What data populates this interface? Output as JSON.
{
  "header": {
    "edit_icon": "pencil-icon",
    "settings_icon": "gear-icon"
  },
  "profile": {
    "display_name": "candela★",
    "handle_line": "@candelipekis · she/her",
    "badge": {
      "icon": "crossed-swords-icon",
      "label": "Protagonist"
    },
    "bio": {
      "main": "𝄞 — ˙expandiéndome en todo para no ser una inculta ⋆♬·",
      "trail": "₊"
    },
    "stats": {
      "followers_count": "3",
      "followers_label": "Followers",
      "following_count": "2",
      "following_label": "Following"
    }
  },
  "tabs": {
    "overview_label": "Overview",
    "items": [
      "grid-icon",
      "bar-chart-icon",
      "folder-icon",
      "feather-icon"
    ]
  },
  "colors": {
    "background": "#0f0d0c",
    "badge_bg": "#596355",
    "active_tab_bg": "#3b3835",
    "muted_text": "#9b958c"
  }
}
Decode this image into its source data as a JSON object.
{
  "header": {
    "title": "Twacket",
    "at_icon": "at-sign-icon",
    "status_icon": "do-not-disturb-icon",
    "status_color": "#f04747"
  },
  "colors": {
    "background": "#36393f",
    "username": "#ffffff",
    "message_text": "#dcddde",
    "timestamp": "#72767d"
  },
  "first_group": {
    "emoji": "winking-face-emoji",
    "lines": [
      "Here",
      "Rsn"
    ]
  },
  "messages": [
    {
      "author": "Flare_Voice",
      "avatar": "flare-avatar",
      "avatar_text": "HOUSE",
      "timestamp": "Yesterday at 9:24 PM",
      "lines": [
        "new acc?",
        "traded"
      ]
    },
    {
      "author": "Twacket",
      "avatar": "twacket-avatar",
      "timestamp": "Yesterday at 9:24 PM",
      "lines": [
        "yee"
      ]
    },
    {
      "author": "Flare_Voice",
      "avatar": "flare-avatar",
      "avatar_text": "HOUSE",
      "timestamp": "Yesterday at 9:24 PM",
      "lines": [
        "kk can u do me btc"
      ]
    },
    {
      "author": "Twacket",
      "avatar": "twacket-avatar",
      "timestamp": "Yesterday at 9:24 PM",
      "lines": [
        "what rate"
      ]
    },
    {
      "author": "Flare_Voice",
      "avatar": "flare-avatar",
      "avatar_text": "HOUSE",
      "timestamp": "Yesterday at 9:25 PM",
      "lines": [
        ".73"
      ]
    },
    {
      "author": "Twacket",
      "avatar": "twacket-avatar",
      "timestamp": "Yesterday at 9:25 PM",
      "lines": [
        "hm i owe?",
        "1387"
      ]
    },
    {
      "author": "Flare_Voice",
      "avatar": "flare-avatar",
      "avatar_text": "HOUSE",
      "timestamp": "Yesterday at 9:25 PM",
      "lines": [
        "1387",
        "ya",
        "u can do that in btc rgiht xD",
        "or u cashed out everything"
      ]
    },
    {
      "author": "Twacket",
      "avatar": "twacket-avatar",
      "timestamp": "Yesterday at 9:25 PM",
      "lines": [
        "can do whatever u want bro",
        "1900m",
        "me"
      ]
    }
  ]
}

» EXERCISE PROMPT
Print the whole listing exactly as it is.

» THE SOLUTION
What data populates this interface? Output as JSON.
{
  "header": {
    "edit_icon": "pencil-icon",
    "settings_icon": "gear-icon"
  },
  "profile": {
    "display_name": "candela★",
    "handle_line": "@candelipekis · she/her",
    "badge": {
      "icon": "crossed-swords-icon",
      "label": "Protagonist"
    },
    "bio": {
      "main": "𝄞 — ˙expandiéndome en todo para no ser una inculta ⋆♬·",
      "trail": "₊"
    },
    "stats": {
      "followers_count": "3",
      "followers_label": "Followers",
      "following_count": "2",
      "following_label": "Following"
    }
  },
  "tabs": {
    "overview_label": "Overview",
    "items": [
      "grid-icon",
      "bar-chart-icon",
      "folder-icon",
      "feather-icon"
    ]
  },
  "colors": {
    "background": "#0f0d0c",
    "badge_bg": "#596355",
    "active_tab_bg": "#3b3835",
    "muted_text": "#9b958c"
  }
}
Decode this image into its source data as a JSON object.
{
  "header": {
    "title": "Twacket",
    "at_icon": "at-sign-icon",
    "status_icon": "do-not-disturb-icon",
    "status_color": "#f04747"
  },
  "colors": {
    "background": "#36393f",
    "username": "#ffffff",
    "message_text": "#dcddde",
    "timestamp": "#72767d"
  },
  "first_group": {
    "emoji": "winking-face-emoji",
    "lines": [
      "Here",
      "Rsn"
    ]
  },
  "messages": [
    {
      "author": "Flare_Voice",
      "avatar": "flare-avatar",
      "avatar_text": "HOUSE",
      "timestamp": "Yesterday at 9:24 PM",
      "lines": [
        "new acc?",
        "traded"
      ]
    },
    {
      "author": "Twacket",
      "avatar": "twacket-avatar",
      "timestamp": "Yesterday at 9:24 PM",
      "lines": [
        "yee"
      ]
    },
    {
      "author": "Flare_Voice",
      "avatar": "flare-avatar",
      "avatar_text": "HOUSE",
      "timestamp": "Yesterday at 9:24 PM",
      "lines": [
        "kk can u do me btc"
      ]
    },
    {
      "author": "Twacket",
      "avatar": "twacket-avatar",
      "timestamp": "Yesterday at 9:24 PM",
      "lines": [
        "what rate"
      ]
    },
    {
      "author": "Flare_Voice",
      "avatar": "flare-avatar",
      "avatar_text": "HOUSE",
      "timestamp": "Yesterday at 9:25 PM",
      "lines": [
        ".73"
      ]
    },
    {
      "author": "Twacket",
      "avatar": "twacket-avatar",
      "timestamp": "Yesterday at 9:25 PM",
      "lines": [
        "hm i owe?",
        "1387"
      ]
    },
    {
      "author": "Flare_Voice",
      "avatar": "flare-avatar",
      "avatar_text": "HOUSE",
      "timestamp": "Yesterday at 9:25 PM",
      "lines": [
        "1387",
        "ya",
        "u can do that in btc rgiht xD",
        "or u cashed out everything"
      ]
    },
    {
      "author": "Twacket",
      "avatar": "twacket-avatar",
      "timestamp": "Yesterday at 9:25 PM",
      "lines": [
        "can do whatever u want bro",
        "1900m",
        "me"
      ]
    }
  ]
}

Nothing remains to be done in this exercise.